** Start DATA SECTION **

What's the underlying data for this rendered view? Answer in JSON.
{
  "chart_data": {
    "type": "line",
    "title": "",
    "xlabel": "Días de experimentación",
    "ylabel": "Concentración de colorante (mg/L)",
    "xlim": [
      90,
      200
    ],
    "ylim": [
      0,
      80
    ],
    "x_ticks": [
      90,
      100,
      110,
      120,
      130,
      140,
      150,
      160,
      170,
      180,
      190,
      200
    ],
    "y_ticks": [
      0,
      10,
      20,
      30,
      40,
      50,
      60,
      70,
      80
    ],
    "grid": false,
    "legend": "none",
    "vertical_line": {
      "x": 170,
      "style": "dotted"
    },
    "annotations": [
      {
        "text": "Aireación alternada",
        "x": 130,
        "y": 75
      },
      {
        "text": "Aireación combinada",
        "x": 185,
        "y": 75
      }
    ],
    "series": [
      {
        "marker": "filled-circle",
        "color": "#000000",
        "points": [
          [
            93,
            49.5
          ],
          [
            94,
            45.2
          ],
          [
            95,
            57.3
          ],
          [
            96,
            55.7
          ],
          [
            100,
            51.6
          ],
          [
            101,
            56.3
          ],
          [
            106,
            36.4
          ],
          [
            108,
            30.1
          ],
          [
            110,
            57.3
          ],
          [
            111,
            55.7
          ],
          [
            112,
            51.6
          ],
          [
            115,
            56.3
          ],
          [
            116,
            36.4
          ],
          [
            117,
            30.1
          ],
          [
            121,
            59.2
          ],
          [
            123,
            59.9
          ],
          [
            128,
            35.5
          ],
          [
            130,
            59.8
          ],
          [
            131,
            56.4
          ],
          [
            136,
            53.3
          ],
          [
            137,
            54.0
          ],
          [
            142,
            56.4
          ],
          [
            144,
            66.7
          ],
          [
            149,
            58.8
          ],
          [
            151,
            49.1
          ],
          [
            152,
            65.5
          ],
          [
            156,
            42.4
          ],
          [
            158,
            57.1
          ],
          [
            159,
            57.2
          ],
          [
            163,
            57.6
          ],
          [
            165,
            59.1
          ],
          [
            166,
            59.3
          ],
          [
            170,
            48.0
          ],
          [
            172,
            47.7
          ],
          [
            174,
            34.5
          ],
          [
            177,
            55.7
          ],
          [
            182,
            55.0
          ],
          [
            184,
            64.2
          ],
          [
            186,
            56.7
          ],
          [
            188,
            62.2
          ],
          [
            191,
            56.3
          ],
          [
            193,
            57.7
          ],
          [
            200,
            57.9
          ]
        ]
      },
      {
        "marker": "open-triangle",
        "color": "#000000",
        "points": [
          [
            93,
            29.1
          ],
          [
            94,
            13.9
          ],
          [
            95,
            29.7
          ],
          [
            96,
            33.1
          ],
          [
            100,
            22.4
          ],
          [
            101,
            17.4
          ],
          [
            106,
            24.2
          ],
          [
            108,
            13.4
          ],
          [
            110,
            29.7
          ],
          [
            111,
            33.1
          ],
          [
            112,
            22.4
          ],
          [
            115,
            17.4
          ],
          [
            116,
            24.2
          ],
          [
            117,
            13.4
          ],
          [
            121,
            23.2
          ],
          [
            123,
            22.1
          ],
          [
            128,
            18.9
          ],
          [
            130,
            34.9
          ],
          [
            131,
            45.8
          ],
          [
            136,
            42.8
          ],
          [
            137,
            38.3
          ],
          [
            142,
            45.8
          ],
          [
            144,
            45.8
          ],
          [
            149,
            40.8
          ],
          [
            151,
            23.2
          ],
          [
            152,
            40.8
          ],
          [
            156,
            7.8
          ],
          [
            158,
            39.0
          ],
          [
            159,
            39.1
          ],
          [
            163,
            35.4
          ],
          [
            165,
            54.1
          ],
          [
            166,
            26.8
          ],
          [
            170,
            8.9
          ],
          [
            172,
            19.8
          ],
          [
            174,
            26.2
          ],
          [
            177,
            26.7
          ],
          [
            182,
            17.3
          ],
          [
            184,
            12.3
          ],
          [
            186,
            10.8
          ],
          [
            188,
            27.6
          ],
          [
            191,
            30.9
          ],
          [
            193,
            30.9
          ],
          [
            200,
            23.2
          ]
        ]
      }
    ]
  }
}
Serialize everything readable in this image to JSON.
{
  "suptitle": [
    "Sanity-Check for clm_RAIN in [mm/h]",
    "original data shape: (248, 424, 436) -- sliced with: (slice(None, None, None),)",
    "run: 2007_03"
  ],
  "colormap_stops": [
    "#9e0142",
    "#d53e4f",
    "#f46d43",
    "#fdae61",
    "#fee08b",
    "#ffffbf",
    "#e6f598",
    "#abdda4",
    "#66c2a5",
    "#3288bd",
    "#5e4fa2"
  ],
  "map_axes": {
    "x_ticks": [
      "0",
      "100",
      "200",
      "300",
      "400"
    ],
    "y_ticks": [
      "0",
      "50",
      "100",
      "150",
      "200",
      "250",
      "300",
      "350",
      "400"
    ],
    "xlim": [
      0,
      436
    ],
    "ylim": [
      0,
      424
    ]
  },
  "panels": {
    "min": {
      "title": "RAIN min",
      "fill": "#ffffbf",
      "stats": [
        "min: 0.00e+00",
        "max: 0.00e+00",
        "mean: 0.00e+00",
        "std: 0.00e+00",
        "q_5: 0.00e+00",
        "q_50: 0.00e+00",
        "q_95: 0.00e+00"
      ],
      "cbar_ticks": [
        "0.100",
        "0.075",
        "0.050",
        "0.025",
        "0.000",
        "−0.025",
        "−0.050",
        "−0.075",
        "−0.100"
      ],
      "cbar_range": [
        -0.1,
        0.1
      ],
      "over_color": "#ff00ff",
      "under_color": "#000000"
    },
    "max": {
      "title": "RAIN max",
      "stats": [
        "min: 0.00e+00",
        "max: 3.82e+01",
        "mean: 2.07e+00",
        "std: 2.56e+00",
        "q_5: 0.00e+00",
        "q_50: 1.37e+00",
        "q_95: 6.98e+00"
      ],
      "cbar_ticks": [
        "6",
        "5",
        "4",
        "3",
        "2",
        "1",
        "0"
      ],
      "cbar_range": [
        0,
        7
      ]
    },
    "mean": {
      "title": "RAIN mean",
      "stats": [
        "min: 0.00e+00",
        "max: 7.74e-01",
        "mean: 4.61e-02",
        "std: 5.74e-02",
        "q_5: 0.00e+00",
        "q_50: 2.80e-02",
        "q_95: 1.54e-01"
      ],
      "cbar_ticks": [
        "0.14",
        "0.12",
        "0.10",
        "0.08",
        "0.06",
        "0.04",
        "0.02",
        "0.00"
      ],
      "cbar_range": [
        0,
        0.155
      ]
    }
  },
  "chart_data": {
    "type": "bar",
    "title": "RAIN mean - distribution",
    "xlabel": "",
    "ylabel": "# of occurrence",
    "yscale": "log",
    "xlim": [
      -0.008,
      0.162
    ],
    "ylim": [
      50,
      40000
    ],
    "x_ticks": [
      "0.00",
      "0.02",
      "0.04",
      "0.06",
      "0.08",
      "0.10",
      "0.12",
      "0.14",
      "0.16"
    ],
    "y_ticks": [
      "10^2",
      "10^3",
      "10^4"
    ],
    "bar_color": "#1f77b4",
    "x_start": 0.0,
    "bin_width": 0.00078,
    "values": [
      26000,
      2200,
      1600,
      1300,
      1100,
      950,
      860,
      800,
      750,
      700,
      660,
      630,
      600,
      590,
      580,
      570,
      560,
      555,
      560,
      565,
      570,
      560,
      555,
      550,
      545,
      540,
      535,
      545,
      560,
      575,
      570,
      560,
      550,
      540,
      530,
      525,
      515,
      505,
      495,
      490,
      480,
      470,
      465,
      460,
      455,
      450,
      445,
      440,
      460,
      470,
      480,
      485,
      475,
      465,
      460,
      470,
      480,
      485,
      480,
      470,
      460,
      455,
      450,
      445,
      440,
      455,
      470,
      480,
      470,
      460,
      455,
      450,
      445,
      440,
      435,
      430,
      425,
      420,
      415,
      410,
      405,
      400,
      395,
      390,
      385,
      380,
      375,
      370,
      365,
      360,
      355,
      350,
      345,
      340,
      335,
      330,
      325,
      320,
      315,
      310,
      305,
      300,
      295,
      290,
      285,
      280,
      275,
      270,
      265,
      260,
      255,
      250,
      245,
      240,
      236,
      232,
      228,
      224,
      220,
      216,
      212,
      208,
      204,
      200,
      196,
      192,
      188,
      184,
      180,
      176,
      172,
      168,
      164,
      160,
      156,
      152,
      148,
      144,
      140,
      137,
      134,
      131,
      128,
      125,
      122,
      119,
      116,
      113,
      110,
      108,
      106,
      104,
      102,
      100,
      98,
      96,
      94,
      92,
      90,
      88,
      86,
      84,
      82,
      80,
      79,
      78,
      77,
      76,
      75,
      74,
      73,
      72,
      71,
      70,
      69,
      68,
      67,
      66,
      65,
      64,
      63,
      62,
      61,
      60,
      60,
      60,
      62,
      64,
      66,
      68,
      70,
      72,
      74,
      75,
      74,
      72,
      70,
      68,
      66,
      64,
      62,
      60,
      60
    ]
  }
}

** End DATA SECTION **

DO THIS | Using the listing, copy every line where the word "mean" shows up.

SOLUTION TO THIS EXERCISE |
        "mean: 0.00e+00",
        "mean: 2.07e+00",
    "mean": {
      "title": "RAIN mean",
        "mean: 4.61e-02",
    "title": "RAIN mean - distribution",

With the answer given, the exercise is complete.